● APPLY WHAT YOU READ
[a] In the peppercorn chicken recipe text, which website does it give for allergen and ingredient information?
[b] Echo part of the peppercorn chicken recipe text word for word, beginning at the words "One taste of" and stopping after "your weeknight dinner.".
[c] Carry on the peppercorn chicken recipe text from its last line.

━━━ DOCUMENT SEGMENT

One taste of this creamy peppercorn sauce and you'll want to slather it on everything, starting with juicy chicken breast. The gentle heat melds beautifully with the silky cream for a winner addition to your weeknight dinner.
The current labour shortages have impacted availability of ingredients across the entire food supply chain. As such, what you receive may be slightly different to what’s pictured. Don’t worry, your recipe will be just as delicious!
The quantities provided above are averages only.
Always read product labels for the most up-to-date allergen information. Visit hellofresh.com.au/foodinfo for allergen and ingredient information. If you have received a substitute ingredient, please be aware allergens may have changed.
2
sweet potato
1 bag
sugar snap peas
1 bag
silverbeet
2 clove
garlic
½ sachet
black peppercorns
1 packet
chicken breast
1 packet
light cooking cream
(Contains: Milk;)
1 sachet
chicken-style stock powder
1 packet
walnuts
(Contains: Walnut; May be present: Milk, Peanuts, Sesame, Soy, Almond, Brazil nut, Cashew, Hazelnut, Macadamia, Pine Nut, Pistachio, Pecan.)
1
olive oil
50 g
butter
(Contains: Milk;)

━━━━━━
━━━ SUPPLIED DATA

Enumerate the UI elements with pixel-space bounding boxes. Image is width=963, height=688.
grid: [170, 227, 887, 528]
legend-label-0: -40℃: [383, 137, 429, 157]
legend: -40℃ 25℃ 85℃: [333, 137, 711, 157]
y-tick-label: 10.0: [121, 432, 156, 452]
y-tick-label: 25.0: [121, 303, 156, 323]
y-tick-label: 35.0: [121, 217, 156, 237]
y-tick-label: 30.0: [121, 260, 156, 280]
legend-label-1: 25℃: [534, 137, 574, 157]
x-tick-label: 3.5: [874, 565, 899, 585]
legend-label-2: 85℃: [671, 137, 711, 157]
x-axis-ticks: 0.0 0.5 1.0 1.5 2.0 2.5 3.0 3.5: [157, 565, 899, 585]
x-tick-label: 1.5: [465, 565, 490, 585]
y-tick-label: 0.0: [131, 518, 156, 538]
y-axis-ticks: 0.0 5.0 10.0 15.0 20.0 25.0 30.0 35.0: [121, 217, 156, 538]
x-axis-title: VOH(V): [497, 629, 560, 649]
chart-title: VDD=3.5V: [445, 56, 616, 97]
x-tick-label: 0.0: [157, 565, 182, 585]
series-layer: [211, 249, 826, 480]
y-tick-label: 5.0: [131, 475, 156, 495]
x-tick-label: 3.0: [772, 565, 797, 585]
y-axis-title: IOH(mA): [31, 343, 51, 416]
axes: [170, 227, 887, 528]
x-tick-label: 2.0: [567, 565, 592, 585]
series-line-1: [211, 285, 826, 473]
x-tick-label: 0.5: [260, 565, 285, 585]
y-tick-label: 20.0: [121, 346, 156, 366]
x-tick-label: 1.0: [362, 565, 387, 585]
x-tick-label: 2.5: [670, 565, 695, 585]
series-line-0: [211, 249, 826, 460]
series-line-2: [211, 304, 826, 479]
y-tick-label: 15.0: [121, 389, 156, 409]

━━━━━━

● TASK-BY-TASK ANSWERS
[a] hellofresh.com.au/foodinfo

[b]
One taste of this creamy peppercorn sauce and you'll want to slather it on everything, starting with juicy chicken breast. The gentle heat melds beautifully with the silky cream for a winner addition to your weeknight dinner.

[c]
Bring a medium saucepan of salted water to the boil. Peel sweet potato and cut into large chunks. Trim sugar snap peas. Roughly chop silverbeet. Finely chop garlic. Crush black peppercorns (see ingredients) with a pestle and mortar or in their sachet using a rolling pin. Place your hand flat on top of each chicken breast and slice through horizontally to make two thin steaks.
Little cooks: Have a go at crushing the peppercorns!
Cook sweet potato in the boiling water until easily pierced with a knife, 10-15 minutes. Drain and return to pan. Add a generous pinch of salt and 1/2 the butter. Mash until smooth. Cover to keep warm.
Little cooks: Get those muscles working and help mash the sweet potatoes!
While the sweet potato is cooking, heat a large frying pan over medium-high heat with a drizzle of olive oil and remaining butter. Cook sugar snap peas and silverbeet until just tender, 2-3 minutes. Add 1/2 the garlic and cook until fragrant, 30 seconds. Season with salt and pepper. Transfer to a bowl and cover to keep warm.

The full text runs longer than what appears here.